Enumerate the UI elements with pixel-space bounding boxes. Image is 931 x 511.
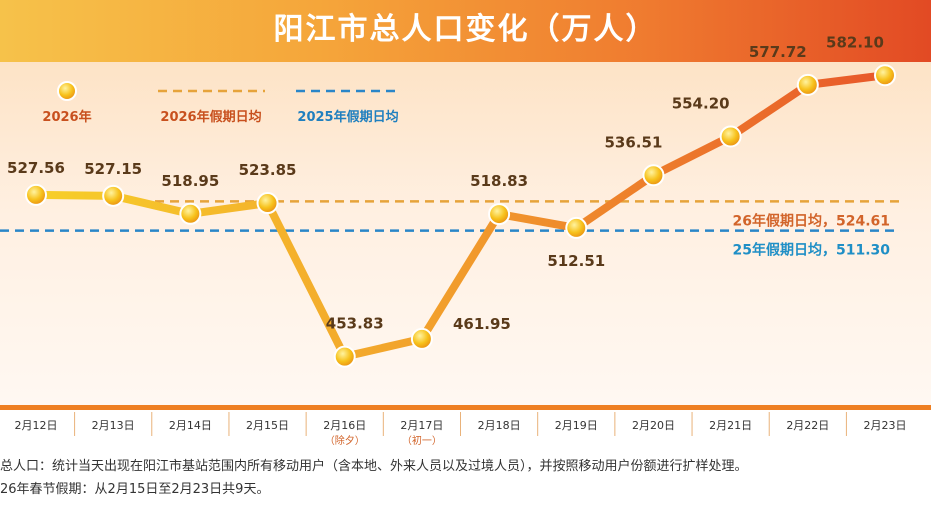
data-point [256,192,279,215]
x-tick-label: 2月16日 [323,419,366,432]
data-point [642,164,665,187]
data-point [796,73,819,96]
x-tick-label: 2月14日 [169,419,212,432]
plot-background [0,62,931,405]
x-tick-label: 2月18日 [478,419,521,432]
legend-marker-2026 [57,81,77,101]
x-tick-label: 2月20日 [632,419,675,432]
data-label: 527.56 [7,159,65,177]
data-label: 512.51 [547,252,605,270]
data-point [874,64,896,87]
data-label: 536.51 [605,133,663,151]
note-holiday-period: 26年春节假期：从2月15日至2月23日共9天。 [0,482,270,497]
data-point [179,202,202,225]
data-point [719,125,742,148]
x-tick-label: 2月17日 [400,419,443,432]
data-label: 461.95 [453,315,511,333]
x-axis-bar [0,405,931,410]
x-tick-label: 2月19日 [555,419,598,432]
note-total-population: 总人口：统计当天出现在阳江市基站范围内所有移动用户（含本地、外来人员以及过境人员… [0,459,748,474]
legend-label-avg-2025: 2025年假期日均 [297,109,398,125]
data-label: 518.83 [470,172,528,190]
data-point [565,216,588,239]
data-point [102,184,125,207]
data-label: 577.72 [749,43,807,61]
data-label: 518.95 [161,172,219,190]
data-point [25,183,47,206]
x-tick-label: 2月13日 [92,419,135,432]
data-label: 527.15 [84,160,142,178]
reference-label-2026: 26年假期日均，524.61 [732,212,890,229]
population-line-chart: 2026年 2026年假期日均 2025年假期日均 26年假期日均，524.61 25年… [0,33,907,447]
data-point [488,203,511,226]
x-tick-label: 2月12日 [15,419,58,432]
reference-label-2025: 25年假期日均，511.30 [732,242,890,259]
x-tick-label: 2月15日 [246,419,289,432]
data-point [410,327,433,350]
title-banner [0,0,931,62]
data-point [333,345,356,368]
x-tick-label: 2月23日 [864,419,907,432]
legend-label-avg-2026: 2026年假期日均 [160,109,261,125]
data-label: 523.85 [239,161,297,179]
data-label: 582.10 [826,33,884,51]
x-tick-note: （初一） [402,434,442,447]
series-line-2026 [32,71,889,361]
chart-title: 阳江市总人口变化（万人） [273,12,658,47]
x-tick-note: （除夕） [325,434,365,447]
data-label: 453.83 [326,315,384,333]
data-label: 554.20 [672,94,730,112]
legend-label-2026: 2026年 [42,109,91,125]
x-tick-label: 2月22日 [786,419,829,432]
x-tick-label: 2月21日 [709,419,752,432]
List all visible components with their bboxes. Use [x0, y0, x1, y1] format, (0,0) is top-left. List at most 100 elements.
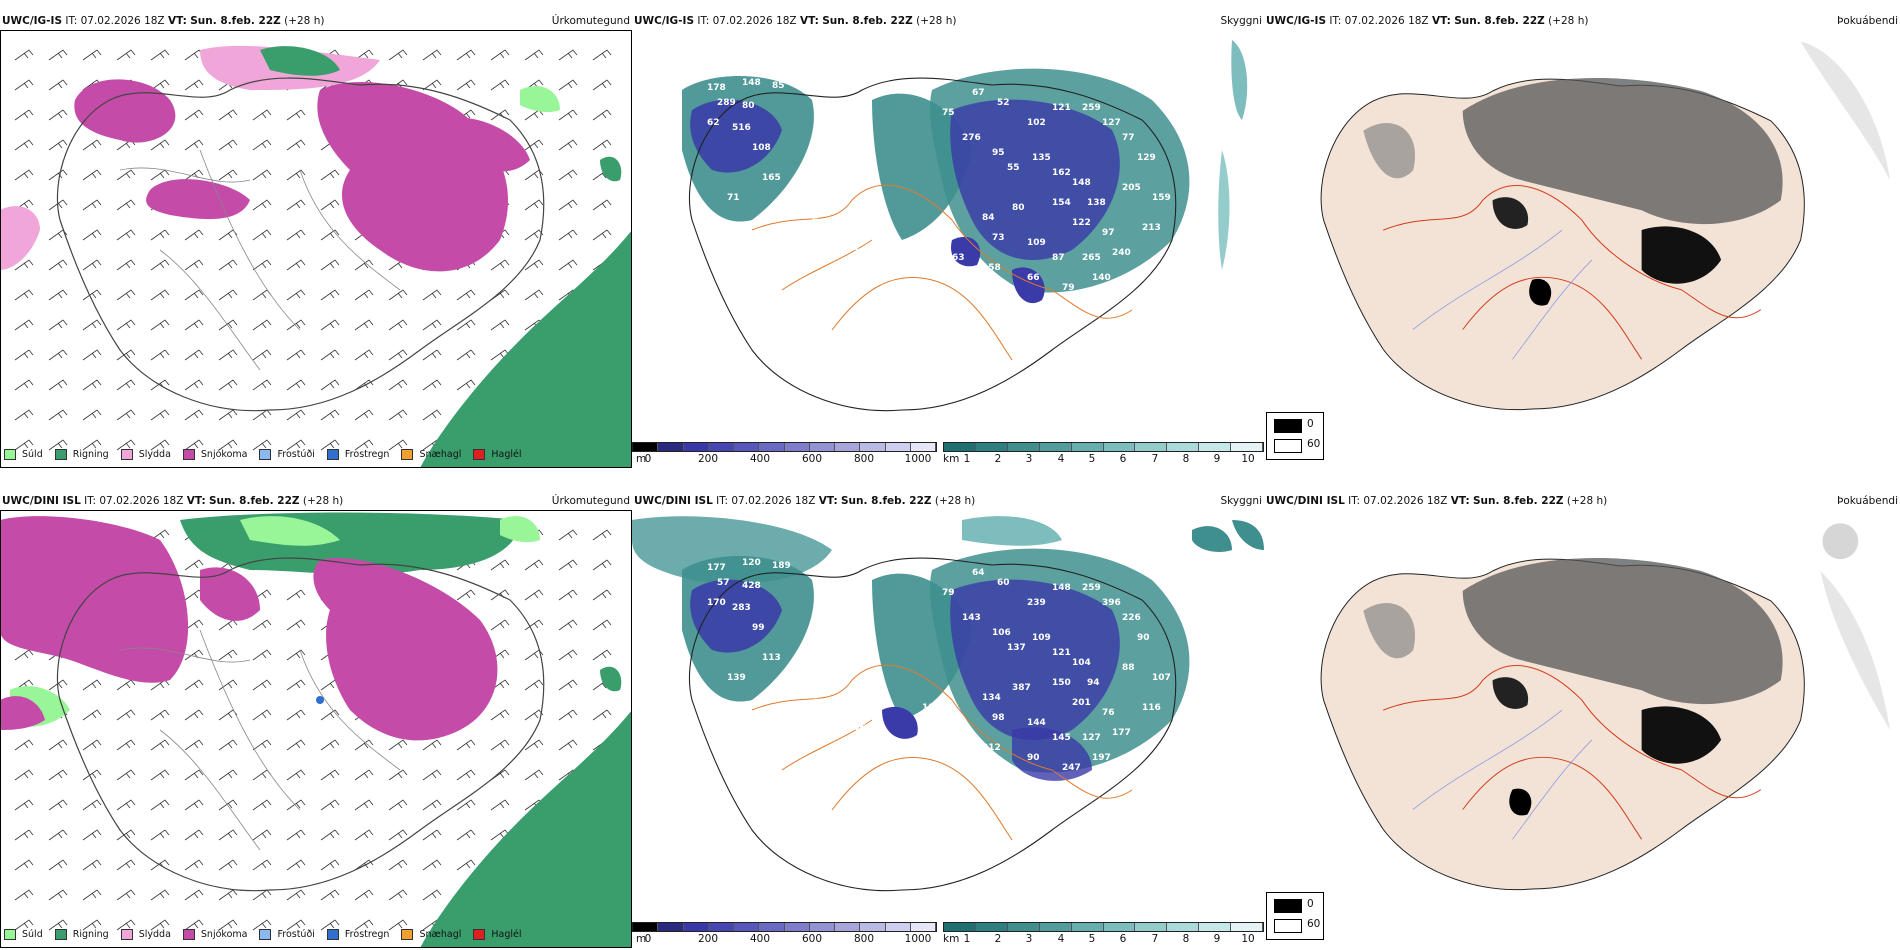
visibility-label: 77 [1122, 133, 1135, 143]
wind-barb [388, 289, 408, 301]
visibility-label: 283 [732, 603, 751, 613]
wind-barb [354, 259, 374, 271]
visibility-label: 205 [1122, 183, 1141, 193]
visibility-label: 178 [707, 83, 726, 93]
panel-title: Skyggni [1220, 15, 1263, 27]
wind-barb [490, 79, 510, 91]
wind-barb [184, 619, 204, 631]
visibility-label: 139 [727, 673, 746, 683]
wind-barb [14, 769, 34, 781]
wind-barb [184, 739, 204, 751]
visibility-label: 62 [707, 118, 720, 128]
wind-barb [150, 79, 170, 91]
visibility-label: 94 [1087, 678, 1100, 688]
wind-barb [218, 319, 238, 331]
fog-map [1264, 31, 1896, 467]
wind-barb [48, 679, 68, 691]
wind-barb [558, 169, 578, 181]
visibility-label: 145 [1052, 733, 1071, 743]
wind-barb [82, 679, 102, 691]
colorbar-tick: 9 [1213, 933, 1221, 945]
wind-barb [558, 229, 578, 241]
wind-barb [592, 199, 612, 211]
visibility-label: 67 [972, 88, 985, 98]
wind-barb [14, 319, 34, 331]
wind-barb [218, 349, 238, 361]
wind-barb [490, 739, 510, 751]
visibility-label: 56 [812, 643, 825, 653]
visibility-label: 87 [1052, 253, 1065, 263]
wind-barb [116, 169, 136, 181]
wind-barb [82, 769, 102, 781]
wind-barb [14, 919, 34, 931]
visibility-label: 144 [1027, 718, 1046, 728]
visibility-label: 138 [1087, 198, 1106, 208]
wind-barb [150, 319, 170, 331]
colorbar-tick: 9 [1213, 453, 1221, 465]
wind-barb [524, 589, 544, 601]
wind-barb [116, 199, 136, 211]
wind-barb [524, 49, 544, 61]
wind-barb [286, 409, 306, 421]
wind-barb [82, 379, 102, 391]
wind-barb [116, 709, 136, 721]
wind-barb [116, 319, 136, 331]
wind-barb [388, 859, 408, 871]
wind-barb [184, 829, 204, 841]
colorbar-tick: 800 [853, 933, 875, 945]
wind-barb [286, 439, 306, 451]
wind-barb [184, 109, 204, 121]
wind-barb [422, 289, 442, 301]
wind-barb [422, 739, 442, 751]
wind-barb [320, 769, 340, 781]
wind-barb [48, 829, 68, 841]
wind-barb [524, 199, 544, 211]
visibility-label: 113 [762, 653, 781, 663]
colorbar-tick: 4 [1057, 933, 1065, 945]
wind-barb [14, 889, 34, 901]
colorbar-tick: 5 [1088, 453, 1096, 465]
wind-barb [252, 169, 272, 181]
wind-barb [252, 679, 272, 691]
wind-barb [558, 559, 578, 571]
wind-barb [456, 79, 476, 91]
wind-barb [218, 289, 238, 301]
visibility-label: 259 [1082, 103, 1101, 113]
legend-swatch [401, 929, 414, 940]
fog-swatch-light [1274, 919, 1302, 933]
visibility-label: 88 [872, 723, 885, 733]
wind-barb [320, 829, 340, 841]
visibility-label: 226 [1122, 613, 1141, 623]
wind-barb [184, 229, 204, 241]
wind-barb [558, 709, 578, 721]
wind-barb [388, 319, 408, 331]
wind-barb [354, 829, 374, 841]
wind-barb [116, 859, 136, 871]
visibility-label: 90 [1137, 633, 1150, 643]
wind-barb [422, 859, 442, 871]
wind-barb [422, 799, 442, 811]
visibility-label: 143 [962, 613, 981, 623]
wind-barb [558, 139, 578, 151]
wind-barb [150, 529, 170, 541]
wind-barb [286, 679, 306, 691]
wind-barb [456, 589, 476, 601]
wind-barb [252, 739, 272, 751]
visibility-label: 107 [1152, 673, 1171, 683]
wind-barb [388, 409, 408, 421]
panel-header: UWC/IG-IS IT: 07.02.2026 18Z VT: Sun. 8.… [634, 15, 957, 27]
fog-swatch-light [1274, 439, 1302, 453]
fog-legend-row2: 0 60 [1266, 892, 1324, 940]
visibility-label: 127 [1102, 118, 1121, 128]
precip-panel-row2: UWC/DINI ISL IT: 07.02.2026 18Z VT: Sun.… [0, 486, 632, 948]
wind-barb [286, 289, 306, 301]
wind-barb [354, 859, 374, 871]
wind-barb [14, 439, 34, 451]
wind-barb [48, 769, 68, 781]
wind-barb [592, 139, 612, 151]
wind-barb [82, 829, 102, 841]
wind-barb [558, 259, 578, 271]
wind-barb [456, 49, 476, 61]
wind-barb [252, 439, 272, 451]
wind-barb [48, 799, 68, 811]
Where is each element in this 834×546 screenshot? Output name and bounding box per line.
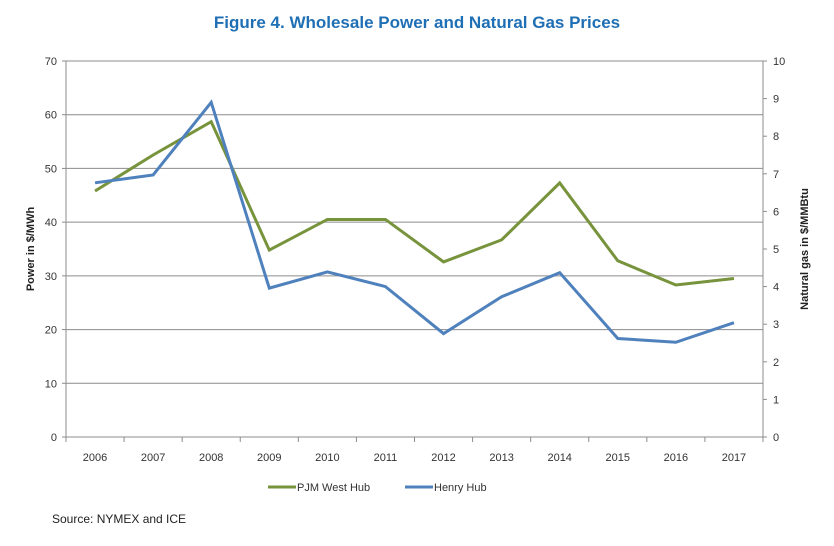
left-tick-label: 40 (45, 217, 57, 229)
left-axis-label: Power in $/MWh (25, 207, 37, 292)
x-tick-label: 2012 (431, 452, 455, 464)
x-tick-label: 2007 (141, 452, 165, 464)
source-note: Source: NYMEX and ICE (52, 512, 187, 526)
x-tick-label: 2013 (489, 452, 513, 464)
right-tick-label: 9 (773, 94, 779, 106)
chart-title: Figure 4. Wholesale Power and Natural Ga… (213, 13, 621, 32)
left-tick-label: 20 (45, 325, 57, 337)
x-tick-label: 2009 (257, 452, 281, 464)
right-tick-label: 8 (773, 131, 779, 143)
left-tick-label: 0 (51, 432, 57, 444)
legend-label: Henry Hub (434, 482, 487, 494)
x-tick-label: 2015 (606, 452, 630, 464)
x-tick-label: 2014 (547, 452, 571, 464)
right-tick-label: 7 (773, 169, 779, 181)
left-tick-label: 10 (45, 378, 57, 390)
right-tick-label: 3 (773, 319, 779, 331)
legend-label: PJM West Hub (297, 482, 370, 494)
series-line-henry-hub (94, 99, 735, 344)
right-tick-label: 1 (773, 394, 779, 406)
left-tick-label: 30 (45, 271, 57, 283)
x-tick-label: 2017 (722, 452, 746, 464)
right-tick-label: 2 (773, 357, 779, 369)
x-tick-label: 2008 (199, 452, 223, 464)
x-tick-label: 2016 (664, 452, 688, 464)
left-tick-label: 50 (45, 163, 57, 175)
right-axis-label: Natural gas in $/MMBtu (799, 188, 811, 310)
left-tick-label: 70 (45, 56, 57, 68)
right-tick-label: 6 (773, 206, 779, 218)
x-tick-label: 2011 (374, 452, 398, 464)
right-tick-label: 5 (773, 244, 779, 256)
series-line-pjm-west-hub (94, 119, 735, 287)
right-tick-label: 4 (773, 282, 779, 294)
right-tick-label: 10 (773, 56, 785, 68)
left-tick-label: 60 (45, 110, 57, 122)
x-tick-label: 2006 (83, 452, 107, 464)
x-tick-label: 2010 (315, 452, 339, 464)
right-tick-label: 0 (773, 432, 779, 444)
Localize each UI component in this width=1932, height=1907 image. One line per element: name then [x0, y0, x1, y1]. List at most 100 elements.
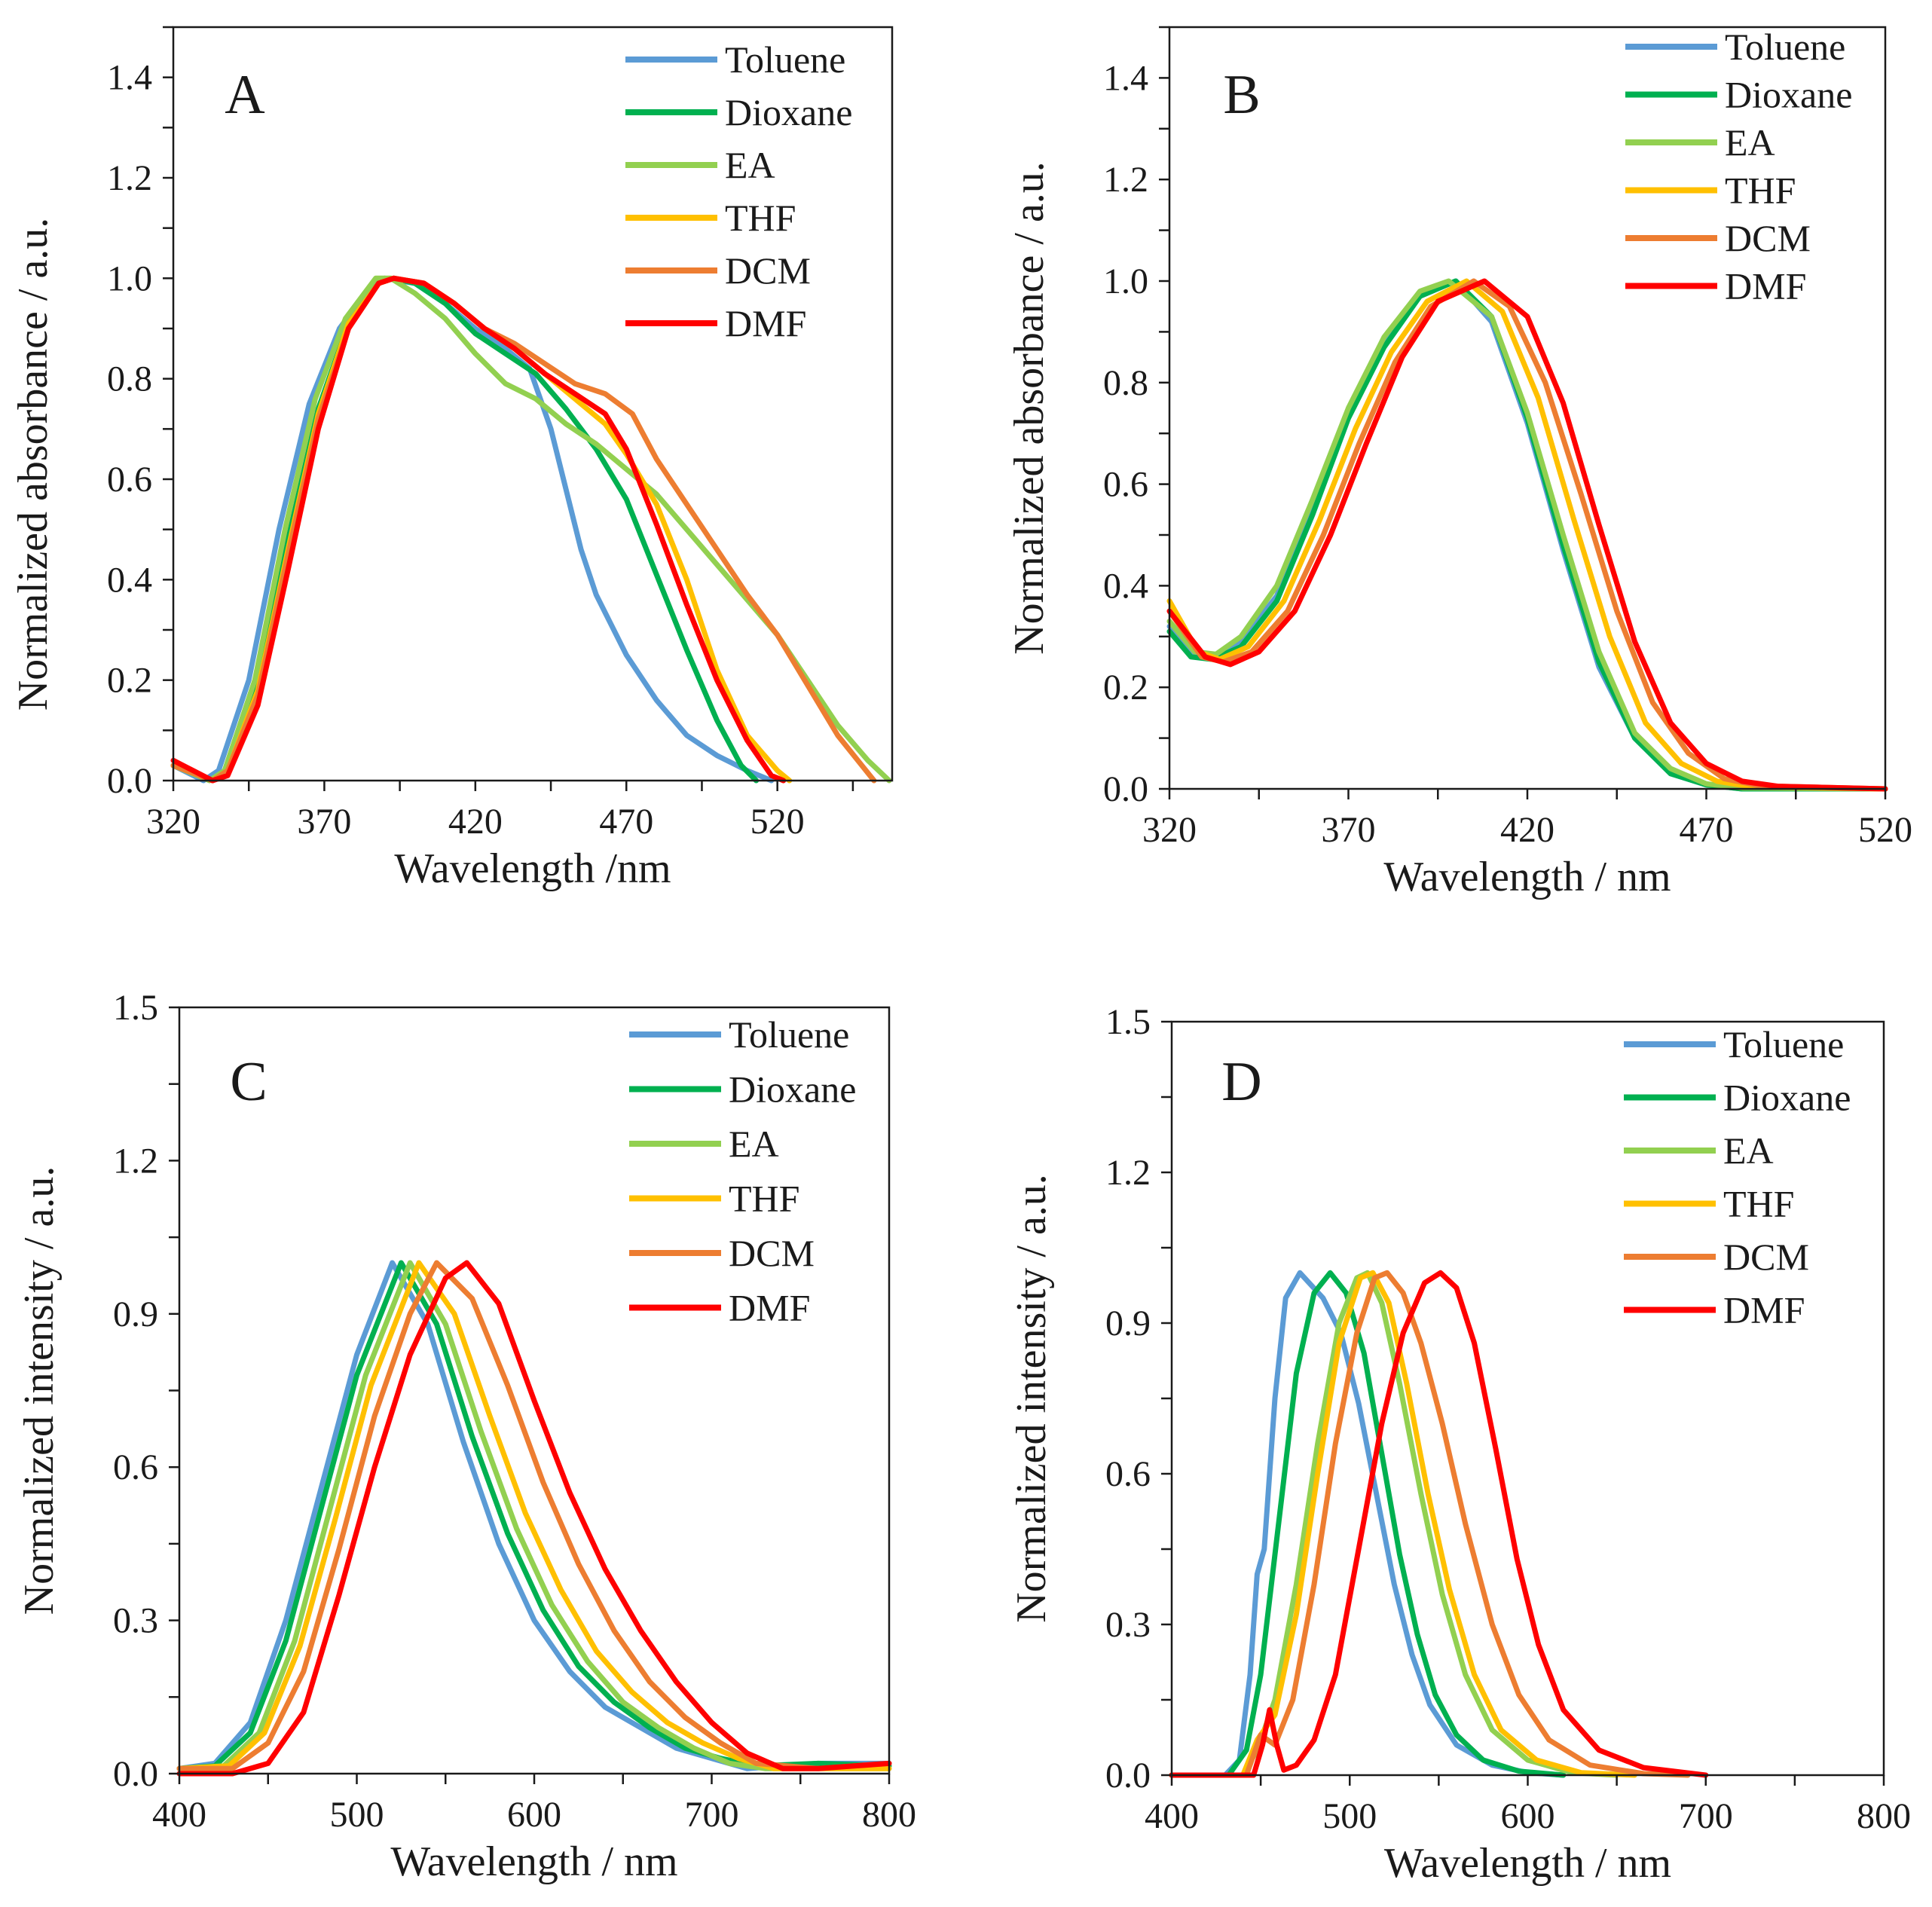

* * * * * * *

AIM OF THE TASK:
Can you repeat the rows starting with the line that contains "data-point [256,192,279,215]" and going on through the line that contains "note-holiday-period: 26年春节假期：从2月15日至2月23日共9天。 [0,482,270,497]", with no changes?

RESPONSE:
data-point [256,192,279,215]
x-tick-label: 2月16日 [323,419,366,432]
data-point [642,164,665,187]
data-point [796,73,819,96]
x-tick-label: 2月14日 [169,419,212,432]
plot-background [0,62,931,405]
x-tick-label: 2月18日 [478,419,521,432]
legend-marker-2026 [57,81,77,101]
x-tick-label: 2月20日 [632,419,675,432]
data-label: 527.56 [7,159,65,177]
data-label: 512.51 [547,252,605,270]
data-point [874,64,896,87]
data-label: 536.51 [605,133,663,151]
note-holiday-period: 26年春节假期：从2月15日至2月23日共9天。 [0,482,270,497]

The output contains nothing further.